▶ _What you are asked to do_
Would you write out the entries below, every one of them, exactly?

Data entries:
** Start **
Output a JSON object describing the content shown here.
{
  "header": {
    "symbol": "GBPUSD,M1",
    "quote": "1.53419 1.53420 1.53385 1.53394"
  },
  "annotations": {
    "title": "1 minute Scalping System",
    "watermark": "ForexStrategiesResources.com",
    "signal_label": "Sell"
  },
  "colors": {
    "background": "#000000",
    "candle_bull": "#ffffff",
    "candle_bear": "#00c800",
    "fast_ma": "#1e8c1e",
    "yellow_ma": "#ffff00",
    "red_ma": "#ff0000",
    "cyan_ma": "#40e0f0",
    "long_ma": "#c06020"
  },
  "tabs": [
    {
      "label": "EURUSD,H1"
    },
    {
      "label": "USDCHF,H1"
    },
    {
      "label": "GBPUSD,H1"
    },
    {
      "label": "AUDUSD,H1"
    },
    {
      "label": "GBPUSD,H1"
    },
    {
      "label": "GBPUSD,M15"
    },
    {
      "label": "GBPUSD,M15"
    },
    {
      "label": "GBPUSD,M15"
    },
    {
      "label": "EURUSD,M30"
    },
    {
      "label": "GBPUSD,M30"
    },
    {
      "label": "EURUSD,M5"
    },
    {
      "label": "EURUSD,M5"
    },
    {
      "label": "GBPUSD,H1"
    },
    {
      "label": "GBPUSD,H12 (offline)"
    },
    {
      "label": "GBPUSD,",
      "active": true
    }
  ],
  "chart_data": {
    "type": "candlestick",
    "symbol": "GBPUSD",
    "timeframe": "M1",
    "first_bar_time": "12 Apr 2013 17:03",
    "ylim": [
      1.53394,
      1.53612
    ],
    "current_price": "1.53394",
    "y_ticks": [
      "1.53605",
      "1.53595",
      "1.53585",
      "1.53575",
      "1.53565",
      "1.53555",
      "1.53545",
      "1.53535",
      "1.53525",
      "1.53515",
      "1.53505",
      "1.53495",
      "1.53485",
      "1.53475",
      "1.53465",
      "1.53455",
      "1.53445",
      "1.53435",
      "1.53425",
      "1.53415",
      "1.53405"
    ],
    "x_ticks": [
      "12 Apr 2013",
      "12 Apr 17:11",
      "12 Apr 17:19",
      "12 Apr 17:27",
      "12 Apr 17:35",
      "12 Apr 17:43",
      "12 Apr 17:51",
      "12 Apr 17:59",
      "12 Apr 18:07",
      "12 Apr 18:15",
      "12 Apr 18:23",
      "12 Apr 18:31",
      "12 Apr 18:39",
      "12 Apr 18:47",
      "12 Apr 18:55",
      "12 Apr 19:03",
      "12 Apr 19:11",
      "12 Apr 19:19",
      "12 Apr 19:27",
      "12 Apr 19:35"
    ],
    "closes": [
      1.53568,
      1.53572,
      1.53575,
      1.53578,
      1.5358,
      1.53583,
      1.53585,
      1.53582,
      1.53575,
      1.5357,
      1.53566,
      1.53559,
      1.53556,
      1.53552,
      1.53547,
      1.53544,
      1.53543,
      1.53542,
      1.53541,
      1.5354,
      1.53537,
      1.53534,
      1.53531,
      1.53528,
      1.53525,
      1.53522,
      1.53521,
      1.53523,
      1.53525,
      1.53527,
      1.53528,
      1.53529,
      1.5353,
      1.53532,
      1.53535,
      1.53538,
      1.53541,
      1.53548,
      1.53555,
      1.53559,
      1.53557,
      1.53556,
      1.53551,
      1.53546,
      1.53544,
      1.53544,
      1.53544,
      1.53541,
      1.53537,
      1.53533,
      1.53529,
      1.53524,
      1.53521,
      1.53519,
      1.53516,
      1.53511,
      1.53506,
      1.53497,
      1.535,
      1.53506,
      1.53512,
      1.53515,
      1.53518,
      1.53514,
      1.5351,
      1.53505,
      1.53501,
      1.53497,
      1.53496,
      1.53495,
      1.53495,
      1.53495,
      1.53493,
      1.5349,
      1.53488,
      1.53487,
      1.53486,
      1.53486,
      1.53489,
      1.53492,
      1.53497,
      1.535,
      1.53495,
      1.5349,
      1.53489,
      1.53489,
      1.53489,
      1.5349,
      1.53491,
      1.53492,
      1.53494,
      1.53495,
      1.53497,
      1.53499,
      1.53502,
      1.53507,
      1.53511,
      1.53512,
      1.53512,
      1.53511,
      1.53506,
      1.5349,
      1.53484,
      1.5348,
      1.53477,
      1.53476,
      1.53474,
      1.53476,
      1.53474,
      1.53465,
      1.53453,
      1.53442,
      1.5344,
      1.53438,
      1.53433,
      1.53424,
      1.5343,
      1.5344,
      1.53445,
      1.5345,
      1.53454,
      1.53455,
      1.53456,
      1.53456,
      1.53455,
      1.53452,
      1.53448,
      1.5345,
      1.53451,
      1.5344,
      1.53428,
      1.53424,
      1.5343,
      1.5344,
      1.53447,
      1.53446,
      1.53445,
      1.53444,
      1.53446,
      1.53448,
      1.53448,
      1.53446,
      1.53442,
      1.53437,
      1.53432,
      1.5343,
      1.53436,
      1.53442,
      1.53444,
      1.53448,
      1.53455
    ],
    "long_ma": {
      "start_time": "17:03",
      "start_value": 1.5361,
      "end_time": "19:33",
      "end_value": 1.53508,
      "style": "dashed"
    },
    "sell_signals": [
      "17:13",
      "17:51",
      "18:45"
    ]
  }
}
** End **
▶ _Answer to the task_
Output a JSON object describing the content shown here.
{
  "header": {
    "symbol": "GBPUSD,M1",
    "quote": "1.53419 1.53420 1.53385 1.53394"
  },
  "annotations": {
    "title": "1 minute Scalping System",
    "watermark": "ForexStrategiesResources.com",
    "signal_label": "Sell"
  },
  "colors": {
    "background": "#000000",
    "candle_bull": "#ffffff",
    "candle_bear": "#00c800",
    "fast_ma": "#1e8c1e",
    "yellow_ma": "#ffff00",
    "red_ma": "#ff0000",
    "cyan_ma": "#40e0f0",
    "long_ma": "#c06020"
  },
  "tabs": [
    {
      "label": "EURUSD,H1"
    },
    {
      "label": "USDCHF,H1"
    },
    {
      "label": "GBPUSD,H1"
    },
    {
      "label": "AUDUSD,H1"
    },
    {
      "label": "GBPUSD,H1"
    },
    {
      "label": "GBPUSD,M15"
    },
    {
      "label": "GBPUSD,M15"
    },
    {
      "label": "GBPUSD,M15"
    },
    {
      "label": "EURUSD,M30"
    },
    {
      "label": "GBPUSD,M30"
    },
    {
      "label": "EURUSD,M5"
    },
    {
      "label": "EURUSD,M5"
    },
    {
      "label": "GBPUSD,H1"
    },
    {
      "label": "GBPUSD,H12 (offline)"
    },
    {
      "label": "GBPUSD,",
      "active": true
    }
  ],
  "chart_data": {
    "type": "candlestick",
    "symbol": "GBPUSD",
    "timeframe": "M1",
    "first_bar_time": "12 Apr 2013 17:03",
    "ylim": [
      1.53394,
      1.53612
    ],
    "current_price": "1.53394",
    "y_ticks": [
      "1.53605",
      "1.53595",
      "1.53585",
      "1.53575",
      "1.53565",
      "1.53555",
      "1.53545",
      "1.53535",
      "1.53525",
      "1.53515",
      "1.53505",
      "1.53495",
      "1.53485",
      "1.53475",
      "1.53465",
      "1.53455",
      "1.53445",
      "1.53435",
      "1.53425",
      "1.53415",
      "1.53405"
    ],
    "x_ticks": [
      "12 Apr 2013",
      "12 Apr 17:11",
      "12 Apr 17:19",
      "12 Apr 17:27",
      "12 Apr 17:35",
      "12 Apr 17:43",
      "12 Apr 17:51",
      "12 Apr 17:59",
      "12 Apr 18:07",
      "12 Apr 18:15",
      "12 Apr 18:23",
      "12 Apr 18:31",
      "12 Apr 18:39",
      "12 Apr 18:47",
      "12 Apr 18:55",
      "12 Apr 19:03",
      "12 Apr 19:11",
      "12 Apr 19:19",
      "12 Apr 19:27",
      "12 Apr 19:35"
    ],
    "closes": [
      1.53568,
      1.53572,
      1.53575,
      1.53578,
      1.5358,
      1.53583,
      1.53585,
      1.53582,
      1.53575,
      1.5357,
      1.53566,
      1.53559,
      1.53556,
      1.53552,
      1.53547,
      1.53544,
      1.53543,
      1.53542,
      1.53541,
      1.5354,
      1.53537,
      1.53534,
      1.53531,
      1.53528,
      1.53525,
      1.53522,
      1.53521,
      1.53523,
      1.53525,
      1.53527,
      1.53528,
      1.53529,
      1.5353,
      1.53532,
      1.53535,
      1.53538,
      1.53541,
      1.53548,
      1.53555,
      1.53559,
      1.53557,
      1.53556,
      1.53551,
      1.53546,
      1.53544,
      1.53544,
      1.53544,
      1.53541,
      1.53537,
      1.53533,
      1.53529,
      1.53524,
      1.53521,
      1.53519,
      1.53516,
      1.53511,
      1.53506,
      1.53497,
      1.535,
      1.53506,
      1.53512,
      1.53515,
      1.53518,
      1.53514,
      1.5351,
      1.53505,
      1.53501,
      1.53497,
      1.53496,
      1.53495,
      1.53495,
      1.53495,
      1.53493,
      1.5349,
      1.53488,
      1.53487,
      1.53486,
      1.53486,
      1.53489,
      1.53492,
      1.53497,
      1.535,
      1.53495,
      1.5349,
      1.53489,
      1.53489,
      1.53489,
      1.5349,
      1.53491,
      1.53492,
      1.53494,
      1.53495,
      1.53497,
      1.53499,
      1.53502,
      1.53507,
      1.53511,
      1.53512,
      1.53512,
      1.53511,
      1.53506,
      1.5349,
      1.53484,
      1.5348,
      1.53477,
      1.53476,
      1.53474,
      1.53476,
      1.53474,
      1.53465,
      1.53453,
      1.53442,
      1.5344,
      1.53438,
      1.53433,
      1.53424,
      1.5343,
      1.5344,
      1.53445,
      1.5345,
      1.53454,
      1.53455,
      1.53456,
      1.53456,
      1.53455,
      1.53452,
      1.53448,
      1.5345,
      1.53451,
      1.5344,
      1.53428,
      1.53424,
      1.5343,
      1.5344,
      1.53447,
      1.53446,
      1.53445,
      1.53444,
      1.53446,
      1.53448,
      1.53448,
      1.53446,
      1.53442,
      1.53437,
      1.53432,
      1.5343,
      1.53436,
      1.53442,
      1.53444,
      1.53448,
      1.53455
    ],
    "long_ma": {
      "start_time": "17:03",
      "start_value": 1.5361,
      "end_time": "19:33",
      "end_value": 1.53508,
      "style": "dashed"
    },
    "sell_signals": [
      "17:13",
      "17:51",
      "18:45"
    ]
  }
}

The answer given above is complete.